• Problem details
Identify all lines in the data containing the string "copyright". Copy them out.

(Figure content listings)
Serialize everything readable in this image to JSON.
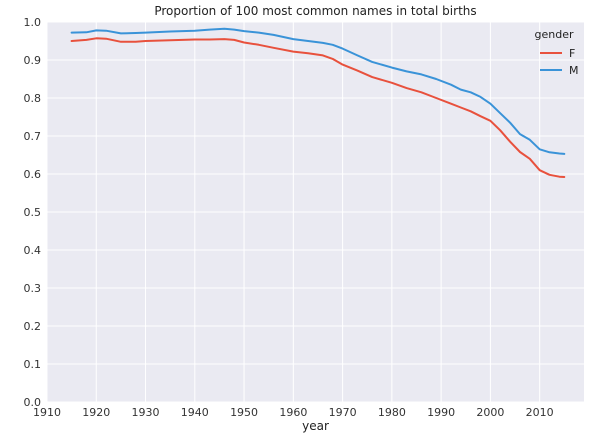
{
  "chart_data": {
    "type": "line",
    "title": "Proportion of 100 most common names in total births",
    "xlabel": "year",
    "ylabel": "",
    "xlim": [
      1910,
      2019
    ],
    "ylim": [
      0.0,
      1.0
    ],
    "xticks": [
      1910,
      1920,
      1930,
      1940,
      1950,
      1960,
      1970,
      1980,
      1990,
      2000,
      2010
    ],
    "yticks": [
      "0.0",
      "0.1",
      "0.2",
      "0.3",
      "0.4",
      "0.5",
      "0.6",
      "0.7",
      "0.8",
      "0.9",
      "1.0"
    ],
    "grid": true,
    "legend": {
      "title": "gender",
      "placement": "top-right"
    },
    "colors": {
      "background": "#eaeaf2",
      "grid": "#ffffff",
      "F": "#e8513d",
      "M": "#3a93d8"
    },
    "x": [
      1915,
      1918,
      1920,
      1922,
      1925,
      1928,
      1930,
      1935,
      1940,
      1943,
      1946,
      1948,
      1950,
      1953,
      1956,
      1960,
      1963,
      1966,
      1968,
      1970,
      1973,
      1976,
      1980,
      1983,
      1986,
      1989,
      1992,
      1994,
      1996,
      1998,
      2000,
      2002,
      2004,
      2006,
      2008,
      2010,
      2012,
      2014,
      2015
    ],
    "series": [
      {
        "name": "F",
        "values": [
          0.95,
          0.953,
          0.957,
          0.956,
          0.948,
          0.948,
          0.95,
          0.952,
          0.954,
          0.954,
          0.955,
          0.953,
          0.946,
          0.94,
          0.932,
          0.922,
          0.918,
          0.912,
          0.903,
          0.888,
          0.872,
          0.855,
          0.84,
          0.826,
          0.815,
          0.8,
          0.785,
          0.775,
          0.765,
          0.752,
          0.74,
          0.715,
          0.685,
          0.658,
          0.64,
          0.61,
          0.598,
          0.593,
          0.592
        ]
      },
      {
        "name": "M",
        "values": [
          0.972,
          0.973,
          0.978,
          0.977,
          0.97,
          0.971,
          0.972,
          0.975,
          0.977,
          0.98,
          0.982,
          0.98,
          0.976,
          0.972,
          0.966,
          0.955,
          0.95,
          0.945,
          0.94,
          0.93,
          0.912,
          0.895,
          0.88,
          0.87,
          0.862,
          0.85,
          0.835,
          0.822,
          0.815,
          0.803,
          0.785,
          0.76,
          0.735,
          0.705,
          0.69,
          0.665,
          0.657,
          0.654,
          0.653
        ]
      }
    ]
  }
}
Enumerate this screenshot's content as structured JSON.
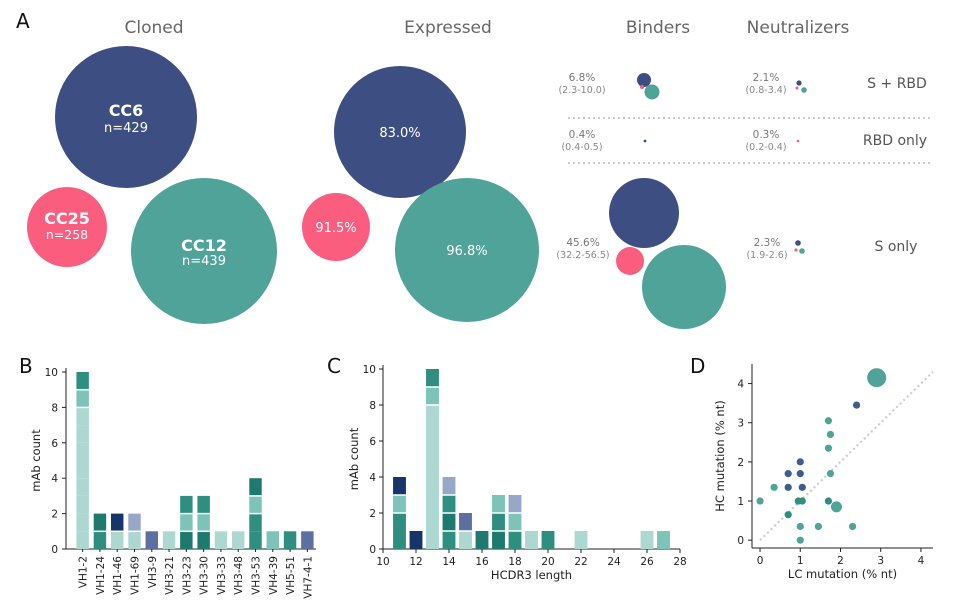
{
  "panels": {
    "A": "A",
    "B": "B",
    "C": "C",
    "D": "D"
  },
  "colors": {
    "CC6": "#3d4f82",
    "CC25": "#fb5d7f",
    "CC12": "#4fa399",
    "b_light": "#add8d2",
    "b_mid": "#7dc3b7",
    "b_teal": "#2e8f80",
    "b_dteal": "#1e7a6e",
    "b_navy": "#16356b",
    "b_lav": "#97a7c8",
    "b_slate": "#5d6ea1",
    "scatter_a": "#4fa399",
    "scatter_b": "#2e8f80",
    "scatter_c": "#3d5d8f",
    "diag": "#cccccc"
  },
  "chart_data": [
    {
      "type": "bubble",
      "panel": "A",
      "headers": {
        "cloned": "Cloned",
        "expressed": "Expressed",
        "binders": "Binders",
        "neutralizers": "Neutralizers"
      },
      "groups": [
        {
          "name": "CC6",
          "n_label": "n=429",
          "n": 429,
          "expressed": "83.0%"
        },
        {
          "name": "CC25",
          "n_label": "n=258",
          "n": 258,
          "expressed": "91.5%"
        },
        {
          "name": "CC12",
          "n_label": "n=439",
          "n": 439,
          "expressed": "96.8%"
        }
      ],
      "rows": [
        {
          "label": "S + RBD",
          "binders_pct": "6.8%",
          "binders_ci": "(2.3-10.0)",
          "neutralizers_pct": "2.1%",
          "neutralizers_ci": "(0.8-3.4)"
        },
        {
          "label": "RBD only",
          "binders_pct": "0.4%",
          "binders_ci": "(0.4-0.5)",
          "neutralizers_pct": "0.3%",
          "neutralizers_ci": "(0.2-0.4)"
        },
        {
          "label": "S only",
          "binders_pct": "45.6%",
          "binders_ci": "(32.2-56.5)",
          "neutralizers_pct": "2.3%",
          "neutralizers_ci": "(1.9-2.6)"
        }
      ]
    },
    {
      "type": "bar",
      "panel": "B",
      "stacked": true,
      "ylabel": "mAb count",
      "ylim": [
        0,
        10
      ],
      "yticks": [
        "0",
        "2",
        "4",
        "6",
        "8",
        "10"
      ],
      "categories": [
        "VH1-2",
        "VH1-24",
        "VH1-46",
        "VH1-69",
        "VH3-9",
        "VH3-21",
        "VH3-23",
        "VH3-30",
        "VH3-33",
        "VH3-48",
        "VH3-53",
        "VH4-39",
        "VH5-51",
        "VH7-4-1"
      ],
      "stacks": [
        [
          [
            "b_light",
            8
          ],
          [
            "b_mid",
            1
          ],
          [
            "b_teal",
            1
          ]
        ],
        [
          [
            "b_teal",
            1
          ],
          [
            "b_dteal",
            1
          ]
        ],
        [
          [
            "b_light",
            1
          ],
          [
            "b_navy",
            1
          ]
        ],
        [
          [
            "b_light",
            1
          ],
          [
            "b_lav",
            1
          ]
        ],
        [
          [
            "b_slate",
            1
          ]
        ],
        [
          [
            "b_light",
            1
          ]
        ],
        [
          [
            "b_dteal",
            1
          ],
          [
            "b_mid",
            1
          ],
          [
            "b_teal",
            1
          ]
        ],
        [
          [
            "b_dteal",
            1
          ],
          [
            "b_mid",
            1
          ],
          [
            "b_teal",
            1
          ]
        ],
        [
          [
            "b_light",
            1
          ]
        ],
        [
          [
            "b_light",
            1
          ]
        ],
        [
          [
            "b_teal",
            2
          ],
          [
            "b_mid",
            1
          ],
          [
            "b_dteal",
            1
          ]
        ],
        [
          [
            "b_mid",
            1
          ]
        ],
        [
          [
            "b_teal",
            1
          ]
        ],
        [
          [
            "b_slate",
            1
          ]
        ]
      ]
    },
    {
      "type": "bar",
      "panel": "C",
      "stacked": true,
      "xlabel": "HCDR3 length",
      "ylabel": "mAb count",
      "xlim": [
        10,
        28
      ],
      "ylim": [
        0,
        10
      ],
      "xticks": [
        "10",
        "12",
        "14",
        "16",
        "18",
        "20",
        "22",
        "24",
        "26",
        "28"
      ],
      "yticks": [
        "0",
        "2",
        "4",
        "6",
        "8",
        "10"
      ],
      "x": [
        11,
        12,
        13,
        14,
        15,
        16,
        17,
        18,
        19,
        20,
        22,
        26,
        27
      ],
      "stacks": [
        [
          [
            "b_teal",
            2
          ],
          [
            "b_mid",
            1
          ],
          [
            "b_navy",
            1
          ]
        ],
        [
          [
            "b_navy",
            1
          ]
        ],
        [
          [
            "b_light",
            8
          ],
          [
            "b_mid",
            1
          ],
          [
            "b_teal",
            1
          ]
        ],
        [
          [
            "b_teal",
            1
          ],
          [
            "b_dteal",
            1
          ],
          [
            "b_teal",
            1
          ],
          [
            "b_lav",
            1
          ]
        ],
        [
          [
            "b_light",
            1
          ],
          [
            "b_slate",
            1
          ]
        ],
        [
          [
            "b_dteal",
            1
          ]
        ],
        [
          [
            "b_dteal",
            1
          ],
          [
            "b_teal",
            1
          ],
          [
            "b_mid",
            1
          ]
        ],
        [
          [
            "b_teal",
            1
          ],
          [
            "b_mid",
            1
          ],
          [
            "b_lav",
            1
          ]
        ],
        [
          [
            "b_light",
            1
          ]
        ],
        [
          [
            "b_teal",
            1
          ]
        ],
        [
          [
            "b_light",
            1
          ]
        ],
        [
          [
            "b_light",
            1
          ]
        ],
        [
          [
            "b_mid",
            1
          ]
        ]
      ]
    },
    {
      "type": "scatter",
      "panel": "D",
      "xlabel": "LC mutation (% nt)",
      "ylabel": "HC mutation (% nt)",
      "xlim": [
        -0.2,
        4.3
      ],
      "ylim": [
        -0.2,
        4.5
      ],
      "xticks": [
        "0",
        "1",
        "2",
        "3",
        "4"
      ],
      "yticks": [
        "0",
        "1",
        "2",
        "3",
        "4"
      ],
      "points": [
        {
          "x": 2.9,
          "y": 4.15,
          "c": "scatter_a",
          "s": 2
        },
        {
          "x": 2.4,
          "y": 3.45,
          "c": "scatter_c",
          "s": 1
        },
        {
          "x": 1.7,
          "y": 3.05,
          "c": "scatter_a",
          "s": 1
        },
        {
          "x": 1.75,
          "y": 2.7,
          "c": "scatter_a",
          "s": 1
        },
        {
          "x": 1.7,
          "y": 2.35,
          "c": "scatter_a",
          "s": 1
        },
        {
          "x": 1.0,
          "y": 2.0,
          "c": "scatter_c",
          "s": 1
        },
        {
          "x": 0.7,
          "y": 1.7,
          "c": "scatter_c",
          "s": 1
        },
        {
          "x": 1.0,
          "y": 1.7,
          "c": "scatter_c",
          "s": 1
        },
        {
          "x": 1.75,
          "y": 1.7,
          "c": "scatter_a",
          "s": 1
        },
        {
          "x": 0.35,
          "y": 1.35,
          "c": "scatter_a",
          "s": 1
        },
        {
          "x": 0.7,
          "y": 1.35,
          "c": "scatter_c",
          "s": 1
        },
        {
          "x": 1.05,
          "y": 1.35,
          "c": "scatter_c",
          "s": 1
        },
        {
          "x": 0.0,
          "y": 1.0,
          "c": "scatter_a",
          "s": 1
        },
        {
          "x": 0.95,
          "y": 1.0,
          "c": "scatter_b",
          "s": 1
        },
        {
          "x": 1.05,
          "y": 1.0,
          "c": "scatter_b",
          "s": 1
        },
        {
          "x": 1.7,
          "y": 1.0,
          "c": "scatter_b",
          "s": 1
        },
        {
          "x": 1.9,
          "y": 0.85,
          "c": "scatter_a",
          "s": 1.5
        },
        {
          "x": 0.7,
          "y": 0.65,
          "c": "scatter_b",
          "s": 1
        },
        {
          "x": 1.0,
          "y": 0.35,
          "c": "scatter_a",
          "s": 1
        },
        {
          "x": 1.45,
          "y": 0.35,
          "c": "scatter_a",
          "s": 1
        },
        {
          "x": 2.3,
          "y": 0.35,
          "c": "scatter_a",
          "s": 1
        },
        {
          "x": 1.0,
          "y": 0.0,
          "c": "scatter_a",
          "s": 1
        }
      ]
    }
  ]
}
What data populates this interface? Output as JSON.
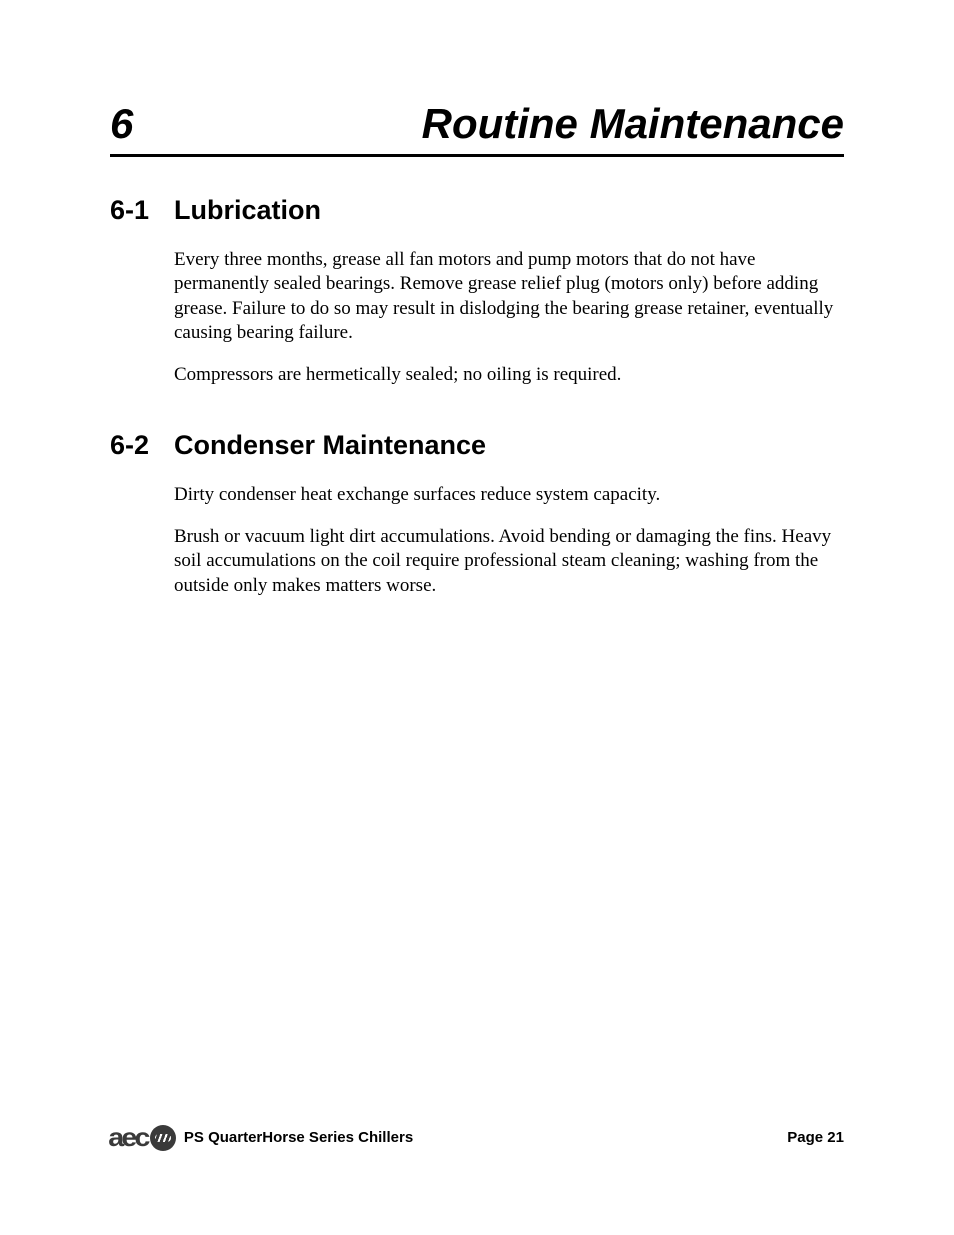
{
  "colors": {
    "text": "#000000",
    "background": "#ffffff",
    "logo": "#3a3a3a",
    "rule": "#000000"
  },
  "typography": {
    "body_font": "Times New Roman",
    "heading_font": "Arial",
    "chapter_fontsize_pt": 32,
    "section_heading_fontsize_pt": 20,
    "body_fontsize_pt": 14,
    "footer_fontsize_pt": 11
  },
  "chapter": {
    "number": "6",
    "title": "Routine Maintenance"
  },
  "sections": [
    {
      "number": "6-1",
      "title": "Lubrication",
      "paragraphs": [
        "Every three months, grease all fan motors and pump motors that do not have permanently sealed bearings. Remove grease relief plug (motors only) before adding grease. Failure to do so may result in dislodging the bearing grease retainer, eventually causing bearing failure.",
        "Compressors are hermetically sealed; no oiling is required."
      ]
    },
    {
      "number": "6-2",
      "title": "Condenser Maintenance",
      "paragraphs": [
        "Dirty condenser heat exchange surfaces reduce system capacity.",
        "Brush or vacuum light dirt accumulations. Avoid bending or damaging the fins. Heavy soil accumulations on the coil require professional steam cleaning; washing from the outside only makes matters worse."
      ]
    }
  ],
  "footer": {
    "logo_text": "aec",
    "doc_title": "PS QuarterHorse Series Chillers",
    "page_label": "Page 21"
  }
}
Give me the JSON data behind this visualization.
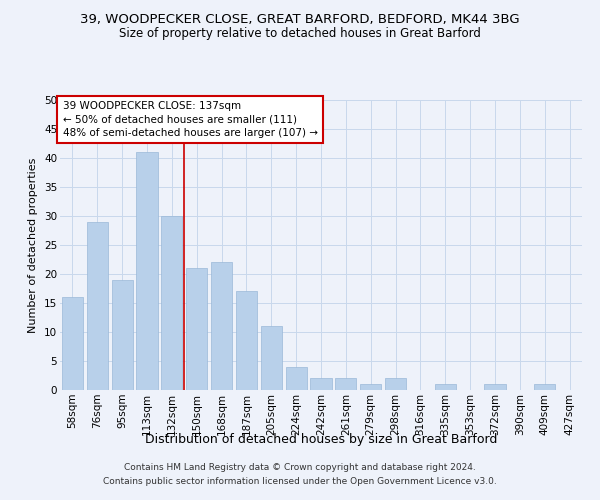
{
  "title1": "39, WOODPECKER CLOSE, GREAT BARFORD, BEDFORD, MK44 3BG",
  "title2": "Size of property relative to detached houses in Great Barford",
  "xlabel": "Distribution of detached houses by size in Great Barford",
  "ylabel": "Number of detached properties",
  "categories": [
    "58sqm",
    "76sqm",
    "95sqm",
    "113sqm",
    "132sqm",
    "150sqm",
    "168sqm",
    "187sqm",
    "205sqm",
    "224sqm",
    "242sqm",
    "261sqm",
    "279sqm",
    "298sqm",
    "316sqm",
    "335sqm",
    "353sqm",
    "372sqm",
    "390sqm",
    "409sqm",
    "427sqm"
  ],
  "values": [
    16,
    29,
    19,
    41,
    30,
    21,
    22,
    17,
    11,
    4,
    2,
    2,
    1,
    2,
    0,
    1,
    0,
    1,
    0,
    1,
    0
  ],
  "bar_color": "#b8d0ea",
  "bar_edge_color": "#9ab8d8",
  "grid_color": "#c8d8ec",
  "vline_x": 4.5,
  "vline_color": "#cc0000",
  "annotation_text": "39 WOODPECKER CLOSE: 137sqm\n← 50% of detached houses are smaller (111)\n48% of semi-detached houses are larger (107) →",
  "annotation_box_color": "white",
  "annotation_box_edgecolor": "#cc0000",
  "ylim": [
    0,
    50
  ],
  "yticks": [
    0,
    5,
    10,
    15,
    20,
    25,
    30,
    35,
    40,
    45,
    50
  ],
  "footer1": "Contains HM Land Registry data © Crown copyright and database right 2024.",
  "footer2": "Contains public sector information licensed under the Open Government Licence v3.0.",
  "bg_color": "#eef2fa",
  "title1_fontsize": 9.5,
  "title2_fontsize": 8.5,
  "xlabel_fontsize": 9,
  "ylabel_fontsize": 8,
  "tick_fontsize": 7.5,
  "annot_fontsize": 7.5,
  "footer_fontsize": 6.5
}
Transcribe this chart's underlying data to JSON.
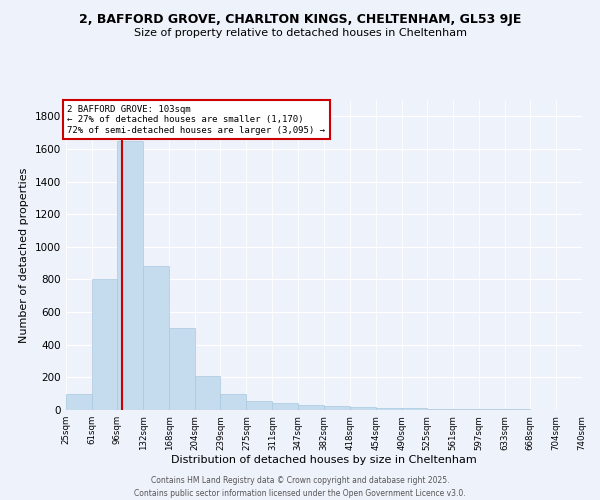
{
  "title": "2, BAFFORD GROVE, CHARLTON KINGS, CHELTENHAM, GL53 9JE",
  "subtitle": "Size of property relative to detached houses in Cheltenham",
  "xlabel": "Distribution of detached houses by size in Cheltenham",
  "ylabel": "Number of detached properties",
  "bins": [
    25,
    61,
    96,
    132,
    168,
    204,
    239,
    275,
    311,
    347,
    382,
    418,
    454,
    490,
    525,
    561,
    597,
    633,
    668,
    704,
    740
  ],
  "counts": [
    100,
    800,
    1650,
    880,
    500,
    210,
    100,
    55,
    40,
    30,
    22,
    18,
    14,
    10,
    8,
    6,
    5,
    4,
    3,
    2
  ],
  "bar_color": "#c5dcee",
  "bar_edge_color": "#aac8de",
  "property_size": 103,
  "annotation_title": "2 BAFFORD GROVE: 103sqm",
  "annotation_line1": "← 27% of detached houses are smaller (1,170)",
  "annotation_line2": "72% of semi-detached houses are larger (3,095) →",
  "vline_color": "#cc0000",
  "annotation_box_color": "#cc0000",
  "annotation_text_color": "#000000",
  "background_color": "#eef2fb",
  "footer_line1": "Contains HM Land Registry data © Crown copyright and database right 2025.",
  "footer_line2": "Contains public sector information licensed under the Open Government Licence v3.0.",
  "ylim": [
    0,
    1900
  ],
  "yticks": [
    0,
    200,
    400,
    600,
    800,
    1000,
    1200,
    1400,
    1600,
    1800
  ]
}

• Problem solution
  "footer1": "Contains HM Land Registry data © Crown copyright and database right 2024.",
  "footer_line1": "Contains HM Land Registry data © Crown copyright and database right 2025.",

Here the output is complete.